>> BEGIN SELECTION

If your union was truly wanting "Excellence", why don't they visit the "LARGER" jobs and express the disappointment they are having with certain individuals standing around. It is called "policing". Most union guys are great workers and great people but it is because we "tolerate" the slugs around us that we sometimes find ourselves at odds with our employer.


----------



## Wireman191 (Aug 28, 2011)

Loose Neutral said:


> The only problem is they only want to apply it to the men. They need to hold the contractors feet to the fire for a change. Lot's of times the contractor is their own worst enemy when it comes to keeping the job moving. Last job cieling height is 60' they get 40' lifts saved a little $$$. Wire pull 560'. Take the time to get measurements and they send out 280' rope. Say they got a deal on that one. Need a $200.00 laser to lay out a sh!t load of bus duct. Nope you don't need that. I know I don't need it it would just pay for itself in the first day. Instead spend countless hours putting up string lines in the worst steel you ever seen. This 2011 a little technology won't hurt. I think most men are on the job to do a good quality job they can pride themselves on and make themselves and the contractor money. If they want the code of excellence to work, they need to weed out the slugs and change their entry requirements.


 There is noting more frustrating the coming to do a job and not having the right tools, equipment to do it thats for sure. In situations like the ones you are describing who was the one that got the wrong lift and only half the needed rope? Foremen training of some sort would be a plus IMO. "Those who can't supervise"


----------



## Wireman191 (Aug 28, 2011)

RIVETER said:


> If your union was truly wanting "Excellence", why don't they visit the "LARGER" jobs and express the disappointment they are having with certain individuals standing around. It is called "policing". Most union guys are great workers and great people but it is because we "tolerate" the slugs around us that we sometimes find ourselves at odds with our employer.


 This was a job with 380+ electricians, the three guys are no longer in this area to my knowledge. I was an apprentice for one of them, He was a POS for sure! It was a very good job in the end and I worked with some very great electricians, and learned tons about the Union:thumbsup:


----------



## RIVETER (Sep 26, 2009)

>> END SELECTION

- _WORK TO COMPLETE_
a) In the union forum thread, how many electricians does Wireman191 say worked on the job with the three men?
b) Extend the union forum thread, starting right after its last line.
The material that comes next is separate from the union forum thread.

>> BEGIN RECORDS PROVIDED

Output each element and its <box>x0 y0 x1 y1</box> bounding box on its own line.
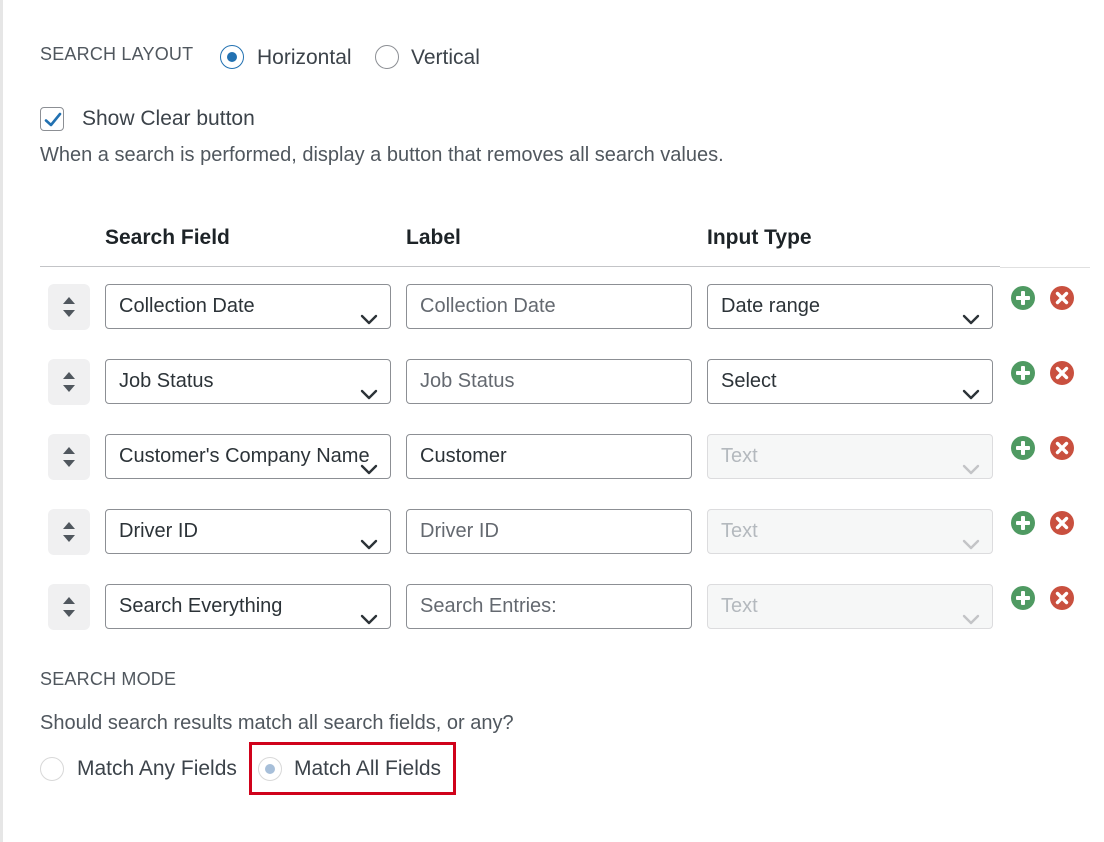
highlight-annotation-box <box>249 742 456 795</box>
input-type-value: Text <box>721 445 758 467</box>
search-field-select[interactable]: Collection Date <box>105 284 391 329</box>
input-type-select[interactable]: Date range <box>707 284 993 329</box>
chevron-down-icon <box>962 524 980 553</box>
search-mode-question: Should search results match all search f… <box>40 712 514 734</box>
search-layout-heading: SEARCH LAYOUT <box>40 44 194 64</box>
radio-vertical-label[interactable]: Vertical <box>411 46 480 70</box>
search-field-value: Job Status <box>119 370 214 392</box>
label-input[interactable]: Driver ID <box>406 509 692 554</box>
table-header-divider-right <box>1000 267 1090 268</box>
radio-horizontal[interactable] <box>220 45 244 69</box>
label-input-value: Customer <box>420 445 507 467</box>
search-field-select[interactable]: Search Everything <box>105 584 391 629</box>
plus-circle-icon[interactable] <box>1010 435 1036 461</box>
input-type-value: Select <box>721 370 777 392</box>
label-input-value: Collection Date <box>420 295 556 317</box>
sort-arrows-icon <box>63 597 75 617</box>
label-input[interactable]: Collection Date <box>406 284 692 329</box>
drag-handle[interactable] <box>48 509 90 555</box>
chevron-down-icon <box>962 599 980 628</box>
chevron-down-icon <box>962 449 980 478</box>
label-input-value: Search Entries: <box>420 595 557 617</box>
column-header-search-field: Search Field <box>105 226 230 249</box>
table-header-divider <box>40 266 1000 267</box>
sort-arrows-icon <box>63 447 75 467</box>
input-type-value: Text <box>721 595 758 617</box>
column-header-label: Label <box>406 226 461 249</box>
chevron-down-icon <box>360 374 378 403</box>
sort-arrows-icon <box>63 372 75 392</box>
plus-circle-icon[interactable] <box>1010 510 1036 536</box>
plus-circle-icon[interactable] <box>1010 585 1036 611</box>
x-circle-icon[interactable] <box>1049 360 1075 386</box>
plus-circle-icon[interactable] <box>1010 285 1036 311</box>
left-edge-border <box>0 0 3 842</box>
search-field-value: Collection Date <box>119 295 255 317</box>
radio-vertical[interactable] <box>375 45 399 69</box>
x-circle-icon[interactable] <box>1049 435 1075 461</box>
input-type-select: Text <box>707 584 993 629</box>
chevron-down-icon <box>962 374 980 403</box>
show-clear-label[interactable]: Show Clear button <box>82 107 255 131</box>
x-circle-icon[interactable] <box>1049 285 1075 311</box>
input-type-value: Text <box>721 520 758 542</box>
sort-arrows-icon <box>63 522 75 542</box>
chevron-down-icon <box>360 299 378 328</box>
chevron-down-icon <box>962 299 980 328</box>
search-field-value: Customer's Company Name <box>119 445 370 467</box>
chevron-down-icon <box>360 524 378 553</box>
search-field-select[interactable]: Job Status <box>105 359 391 404</box>
x-circle-icon[interactable] <box>1049 585 1075 611</box>
radio-match-any-label[interactable]: Match Any Fields <box>77 757 237 781</box>
drag-handle[interactable] <box>48 284 90 330</box>
x-circle-icon[interactable] <box>1049 510 1075 536</box>
label-input[interactable]: Job Status <box>406 359 692 404</box>
radio-match-any[interactable] <box>40 757 64 781</box>
show-clear-checkbox[interactable] <box>40 107 64 131</box>
chevron-down-icon <box>360 599 378 628</box>
chevron-down-icon <box>360 449 378 478</box>
show-clear-description: When a search is performed, display a bu… <box>40 144 724 166</box>
label-input-value: Job Status <box>420 370 515 392</box>
radio-horizontal-label[interactable]: Horizontal <box>257 46 352 70</box>
drag-handle[interactable] <box>48 434 90 480</box>
column-header-input-type: Input Type <box>707 226 812 249</box>
search-field-select[interactable]: Driver ID <box>105 509 391 554</box>
drag-handle[interactable] <box>48 359 90 405</box>
label-input[interactable]: Search Entries: <box>406 584 692 629</box>
search-field-select[interactable]: Customer's Company Name <box>105 434 391 479</box>
search-mode-heading: SEARCH MODE <box>40 669 177 689</box>
drag-handle[interactable] <box>48 584 90 630</box>
checkmark-icon <box>44 112 62 127</box>
label-input-value: Driver ID <box>420 520 499 542</box>
input-type-select: Text <box>707 434 993 479</box>
plus-circle-icon[interactable] <box>1010 360 1036 386</box>
search-field-value: Driver ID <box>119 520 198 542</box>
input-type-select[interactable]: Select <box>707 359 993 404</box>
search-field-value: Search Everything <box>119 595 283 617</box>
label-input[interactable]: Customer <box>406 434 692 479</box>
input-type-value: Date range <box>721 295 820 317</box>
sort-arrows-icon <box>63 297 75 317</box>
input-type-select: Text <box>707 509 993 554</box>
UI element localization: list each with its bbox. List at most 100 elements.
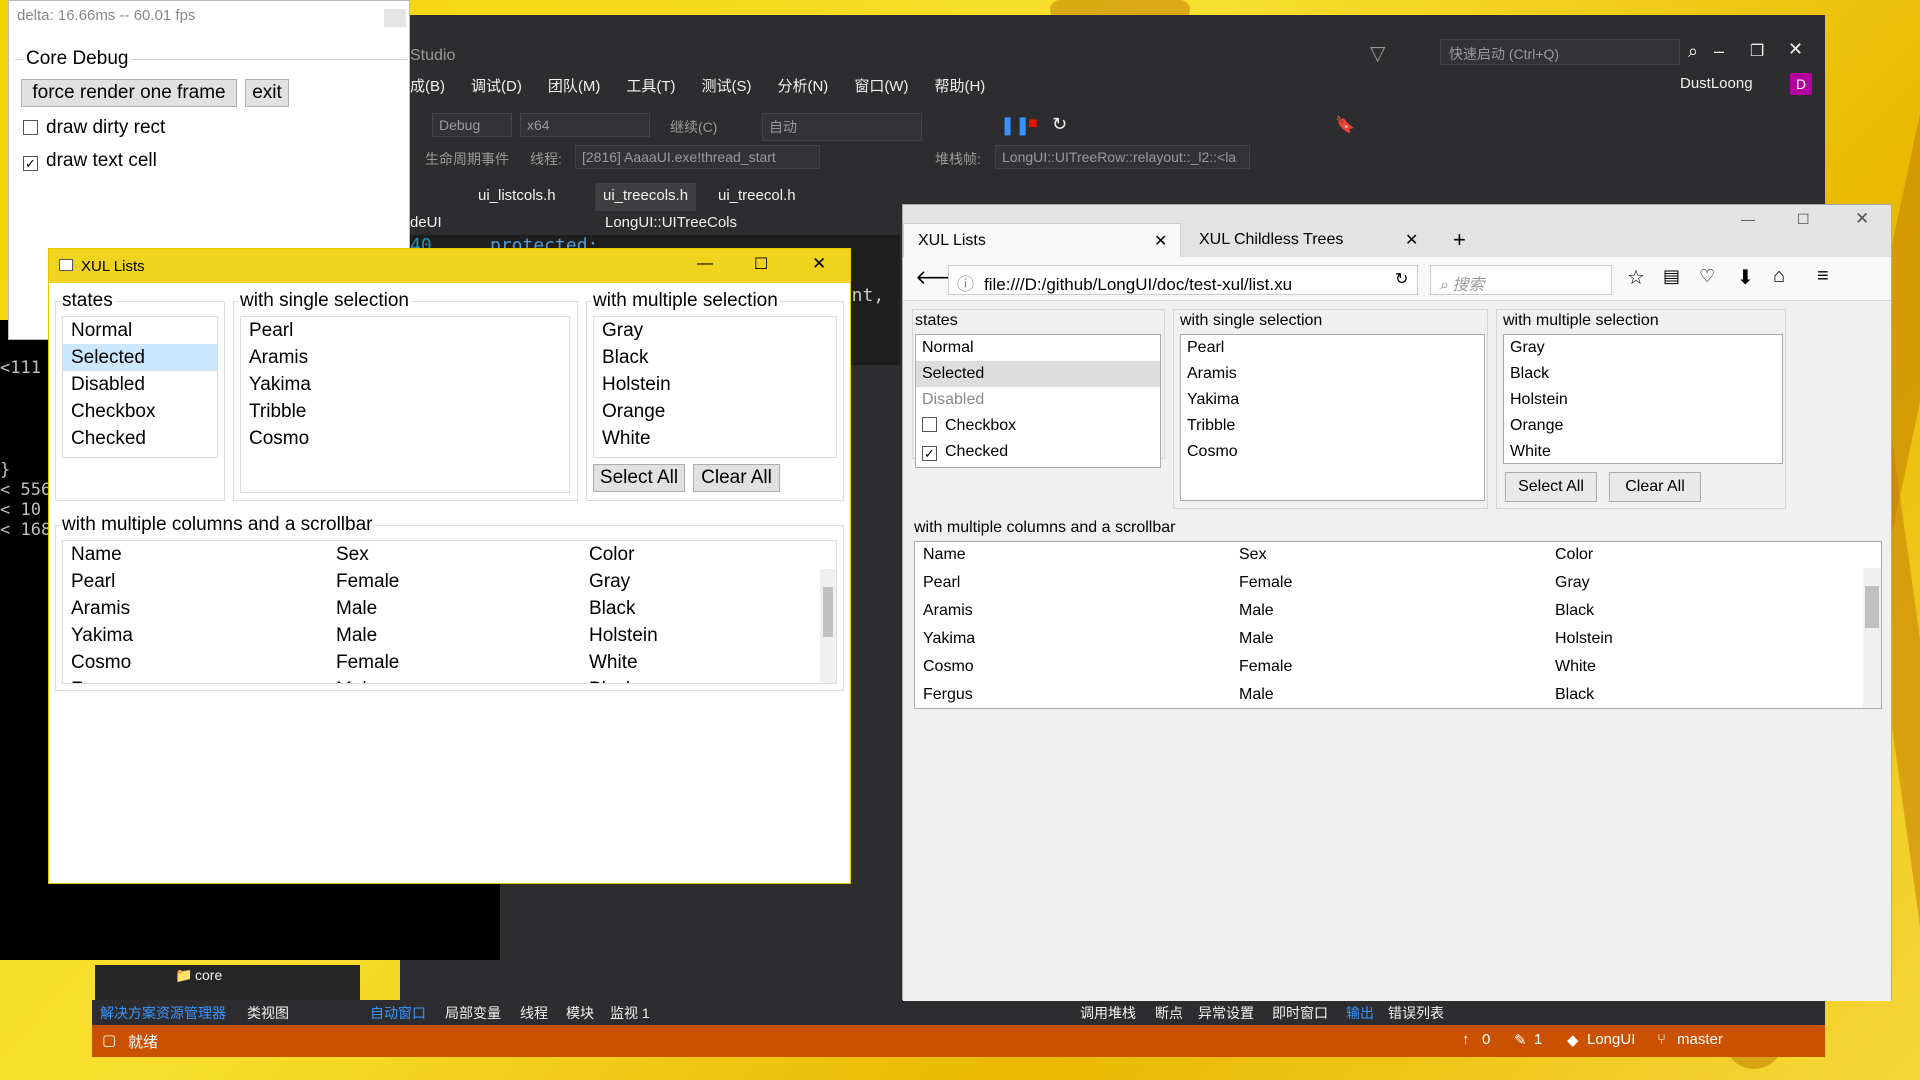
table-row[interactable]: Fergus Male Black — [915, 682, 1881, 708]
states-list[interactable]: Normal Selected Disabled Checkbox ✓ Check… — [915, 334, 1161, 468]
list-item-selected[interactable]: Selected — [916, 361, 1160, 387]
list-item[interactable]: Pearl — [241, 317, 569, 344]
browser-tab[interactable]: XUL Childless Trees ✕ — [1185, 223, 1433, 257]
scope-select[interactable]: deUI — [410, 214, 442, 231]
tab-immediate[interactable]: 即时窗口 — [1272, 1003, 1328, 1023]
tab-watch[interactable]: 监视 1 — [610, 1003, 650, 1023]
table-row[interactable]: Pearl Female Gray — [63, 568, 836, 595]
checkbox-box[interactable] — [23, 120, 38, 135]
checkbox-box-checked[interactable]: ✓ — [23, 156, 38, 171]
force-render-button[interactable]: force render one frame — [21, 79, 237, 107]
pause-icon[interactable]: ❚❚ — [1000, 115, 1030, 136]
close-tab-icon[interactable]: ✕ — [1154, 231, 1167, 251]
column-header[interactable]: Color — [1555, 542, 1593, 568]
member-select[interactable]: LongUI::UITreeCols — [605, 214, 737, 231]
table-row[interactable]: Pearl Female Gray — [915, 570, 1881, 598]
list-item[interactable]: Checkbox — [63, 398, 217, 425]
menu-item[interactable]: 工具(T) — [626, 75, 675, 96]
column-header[interactable]: Color — [589, 541, 634, 568]
status-up-count[interactable]: 0 — [1482, 1031, 1490, 1048]
vertical-scrollbar[interactable] — [820, 569, 836, 683]
menu-item[interactable]: 团队(M) — [548, 75, 601, 96]
list-item[interactable]: White — [594, 425, 836, 452]
single-selection-list[interactable]: Pearl Aramis Yakima Tribble Cosmo — [240, 316, 570, 493]
close-button[interactable] — [384, 9, 406, 27]
status-branch[interactable]: master — [1677, 1031, 1723, 1048]
list-item[interactable]: Yakima — [1181, 387, 1484, 413]
list-item[interactable]: Disabled — [63, 371, 217, 398]
list-item-checkbox[interactable]: Checkbox — [916, 413, 1160, 439]
continue-button[interactable]: 继续(C) — [670, 117, 717, 137]
platform-select[interactable]: x64 — [520, 113, 650, 137]
list-item[interactable]: Holstein — [594, 371, 836, 398]
restart-icon[interactable]: ↻ — [1052, 114, 1067, 135]
list-item[interactable]: Cosmo — [241, 425, 569, 452]
user-name[interactable]: DustLoong — [1680, 75, 1753, 92]
draw-dirty-rect-checkbox[interactable]: draw dirty rect — [23, 117, 165, 139]
list-item[interactable]: Gray — [594, 317, 836, 344]
select-all-button[interactable]: Select All — [593, 464, 685, 492]
status-repo[interactable]: LongUI — [1587, 1031, 1635, 1048]
list-item[interactable]: Yakima — [241, 371, 569, 398]
table-row[interactable]: Cosmo Female White — [915, 654, 1881, 682]
list-item-selected[interactable]: Selected — [63, 344, 217, 371]
lifecycle-label[interactable]: 生命周期事件 — [425, 149, 509, 169]
table-row[interactable]: Yakima Male Holstein — [915, 626, 1881, 654]
tab-ui-listcols[interactable]: ui_listcols.h — [470, 183, 564, 211]
stop-icon[interactable]: ■ — [1028, 115, 1038, 133]
close-tab-icon[interactable]: ✕ — [1405, 230, 1418, 250]
library-icon[interactable]: ▤ — [1663, 266, 1680, 287]
menu-icon[interactable]: ≡ — [1817, 265, 1829, 288]
home-icon[interactable]: ⌂ — [1773, 265, 1785, 288]
tab-locals[interactable]: 局部变量 — [445, 1003, 501, 1023]
column-header[interactable]: Sex — [336, 541, 369, 568]
list-item[interactable]: Orange — [594, 398, 836, 425]
tab-error-list[interactable]: 错误列表 — [1388, 1003, 1444, 1023]
scrollbar-thumb[interactable] — [1865, 586, 1879, 628]
browser-tab-active[interactable]: XUL Lists ✕ — [903, 223, 1181, 257]
push-icon[interactable]: ↑ — [1462, 1031, 1470, 1048]
vertical-scrollbar[interactable] — [1863, 568, 1881, 708]
bookmark-icon[interactable]: 🔖 — [1335, 115, 1355, 135]
solution-item[interactable]: core — [195, 967, 222, 983]
list-item[interactable]: White — [1504, 439, 1782, 465]
new-tab-button[interactable]: + — [1453, 227, 1466, 253]
list-item[interactable]: Pearl — [1181, 335, 1484, 361]
maximize-button[interactable]: ❐ — [1750, 41, 1764, 61]
stack-select[interactable]: LongUI::UITreeRow::relayout::_l2::<la — [995, 145, 1250, 169]
maximize-button[interactable]: ☐ — [754, 254, 768, 274]
column-header[interactable]: Name — [923, 542, 966, 568]
list-item[interactable]: Gray — [1504, 335, 1782, 361]
close-button[interactable]: ✕ — [1855, 209, 1869, 229]
auto-select[interactable]: 自动 — [762, 113, 922, 141]
reload-icon[interactable]: ↻ — [1395, 269, 1408, 289]
menu-item[interactable]: 测试(S) — [701, 75, 751, 96]
list-item-checked[interactable]: ✓ Checked — [916, 439, 1160, 465]
thread-select[interactable]: [2816] AaaaUI.exe!thread_start — [575, 145, 820, 169]
multiple-selection-list[interactable]: Gray Black Holstein Orange White — [1503, 334, 1783, 464]
clear-all-button[interactable]: Clear All — [1609, 472, 1701, 502]
table-row[interactable]: Aramis Male Black — [915, 598, 1881, 626]
tab-output[interactable]: 输出 — [1346, 1003, 1374, 1023]
maximize-button[interactable]: ☐ — [1797, 211, 1810, 228]
list-item[interactable]: Tribble — [1181, 413, 1484, 439]
list-item[interactable]: Black — [594, 344, 836, 371]
tab-class-view[interactable]: 类视图 — [247, 1003, 289, 1023]
list-item[interactable]: Cosmo — [1181, 439, 1484, 465]
close-button[interactable]: ✕ — [812, 254, 826, 274]
multi-columns-list[interactable]: Name Sex Color Pearl Female Gray Aramis … — [62, 540, 837, 684]
list-item[interactable]: Checked — [63, 425, 217, 452]
list-item[interactable]: Black — [1504, 361, 1782, 387]
exit-button[interactable]: exit — [245, 79, 289, 107]
filter-icon[interactable]: ▽ — [1370, 41, 1385, 66]
list-item[interactable]: Aramis — [1181, 361, 1484, 387]
column-header[interactable]: Sex — [1239, 542, 1267, 568]
url-bar[interactable]: ⓘ file:///D:/github/LongUI/doc/test-xul/l… — [948, 265, 1418, 295]
tab-modules[interactable]: 模块 — [566, 1003, 594, 1023]
tab-call-stack[interactable]: 调用堆栈 — [1080, 1003, 1136, 1023]
list-item[interactable]: Aramis — [241, 344, 569, 371]
tab-solution-explorer[interactable]: 解决方案资源管理器 — [100, 1003, 226, 1023]
table-row[interactable]: Aramis Male Black — [63, 595, 836, 622]
minimize-button[interactable]: — — [697, 255, 713, 273]
checkbox-box[interactable] — [922, 417, 937, 432]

>> END RECORDS PROVIDED

- _THE RESPONSES_
a) More than 380 (380+).

b)
Wireman191 said:


> This was a job with 380+ electricians, the three guys are no longer in this area to my knowledge. I was an apprentice for one of them, He was a POS for sure! It was a very good job in the end and I worked with some very great electricians, and learned tons about the Union:thumbsup:


Unions are great at protecting worker's rights. Somehow it seems to have evolved into protecting "slugs". I suppose that the premise is that if they cannot protect a "slug", somehow, their ability to protect the "good " worker will be diminished. Anyway, keep a good work ethic.


----------



## Loose Neutral (Jun 3, 2009)

Wireman191 said:


> There is noting more frustrating the coming to do a job and not having the right tools, equipment to do it thats for sure. In situations like the ones you are describing who was the one that got the wrong lift and only half the needed rope? Foremen training of some sort would be a plus IMO. "Those who can't supervise"


No these decisions come from the top. Micro management at its best. Like they said in another thread, it's almost like were drones with no input. I find it's this way with the larger company's, yet the smaller ones prefer you take the initiative.


----------



## Wireman191 (Aug 28, 2011)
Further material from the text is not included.